Print the records below exactly as they appear.

* * * * * * *

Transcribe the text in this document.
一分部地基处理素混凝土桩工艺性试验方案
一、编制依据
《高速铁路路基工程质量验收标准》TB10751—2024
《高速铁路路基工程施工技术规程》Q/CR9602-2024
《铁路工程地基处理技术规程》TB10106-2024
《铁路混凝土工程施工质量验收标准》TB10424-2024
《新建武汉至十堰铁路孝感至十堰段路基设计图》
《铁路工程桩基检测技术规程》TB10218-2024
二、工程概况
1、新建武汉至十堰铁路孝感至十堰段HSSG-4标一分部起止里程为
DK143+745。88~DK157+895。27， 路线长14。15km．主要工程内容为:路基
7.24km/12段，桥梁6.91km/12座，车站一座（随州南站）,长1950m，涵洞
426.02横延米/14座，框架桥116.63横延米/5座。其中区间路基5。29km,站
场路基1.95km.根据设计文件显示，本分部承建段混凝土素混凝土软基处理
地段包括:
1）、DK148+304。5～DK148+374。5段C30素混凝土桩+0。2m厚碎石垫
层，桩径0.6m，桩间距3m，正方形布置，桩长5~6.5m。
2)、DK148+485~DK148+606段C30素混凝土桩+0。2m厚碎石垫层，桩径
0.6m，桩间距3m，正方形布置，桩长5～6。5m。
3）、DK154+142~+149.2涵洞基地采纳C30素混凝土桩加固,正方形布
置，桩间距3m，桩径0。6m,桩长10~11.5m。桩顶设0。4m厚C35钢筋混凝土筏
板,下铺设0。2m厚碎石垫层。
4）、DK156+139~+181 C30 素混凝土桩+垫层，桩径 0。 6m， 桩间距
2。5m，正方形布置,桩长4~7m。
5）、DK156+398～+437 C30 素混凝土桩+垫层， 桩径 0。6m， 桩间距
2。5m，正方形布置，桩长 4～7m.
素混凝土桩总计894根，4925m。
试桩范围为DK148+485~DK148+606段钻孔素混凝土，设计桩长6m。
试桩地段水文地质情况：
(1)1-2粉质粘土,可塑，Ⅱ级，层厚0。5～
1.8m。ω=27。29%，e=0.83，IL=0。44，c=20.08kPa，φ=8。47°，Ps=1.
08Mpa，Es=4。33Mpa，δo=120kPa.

* * * * * * *

## ANSWER
Transcribe the text in this document.
一分部地基处理素混凝土桩工艺性试验方案
一、编制依据
《高速铁路路基工程质量验收标准》TB10751—2024
《高速铁路路基工程施工技术规程》Q/CR9602-2024
《铁路工程地基处理技术规程》TB10106-2024
《铁路混凝土工程施工质量验收标准》TB10424-2024
《新建武汉至十堰铁路孝感至十堰段路基设计图》
《铁路工程桩基检测技术规程》TB10218-2024
二、工程概况
1、新建武汉至十堰铁路孝感至十堰段HSSG-4标一分部起止里程为
DK143+745。88~DK157+895。27， 路线长14。15km．主要工程内容为:路基
7.24km/12段，桥梁6.91km/12座，车站一座（随州南站）,长1950m，涵洞
426.02横延米/14座，框架桥116.63横延米/5座。其中区间路基5。29km,站
场路基1.95km.根据设计文件显示，本分部承建段混凝土素混凝土软基处理
地段包括:
1）、DK148+304。5～DK148+374。5段C30素混凝土桩+0。2m厚碎石垫
层，桩径0.6m，桩间距3m，正方形布置，桩长5~6.5m。
2)、DK148+485~DK148+606段C30素混凝土桩+0。2m厚碎石垫层，桩径
0.6m，桩间距3m，正方形布置，桩长5～6。5m。
3）、DK154+142~+149.2涵洞基地采纳C30素混凝土桩加固,正方形布
置，桩间距3m，桩径0。6m,桩长10~11.5m。桩顶设0。4m厚C35钢筋混凝土筏
板,下铺设0。2m厚碎石垫层。
4）、DK156+139~+181 C30 素混凝土桩+垫层，桩径 0。 6m， 桩间距
2。5m，正方形布置,桩长4~7m。
5）、DK156+398～+437 C30 素混凝土桩+垫层， 桩径 0。6m， 桩间距
2。5m，正方形布置，桩长 4～7m.
素混凝土桩总计894根，4925m。
试桩范围为DK148+485~DK148+606段钻孔素混凝土，设计桩长6m。
试桩地段水文地质情况：
(1)1-2粉质粘土,可塑，Ⅱ级，层厚0。5～
1.8m。ω=27。29%，e=0.83，IL=0。44，c=20.08kPa，φ=8。47°，Ps=1.
08Mpa，Es=4。33Mpa，δo=120kPa.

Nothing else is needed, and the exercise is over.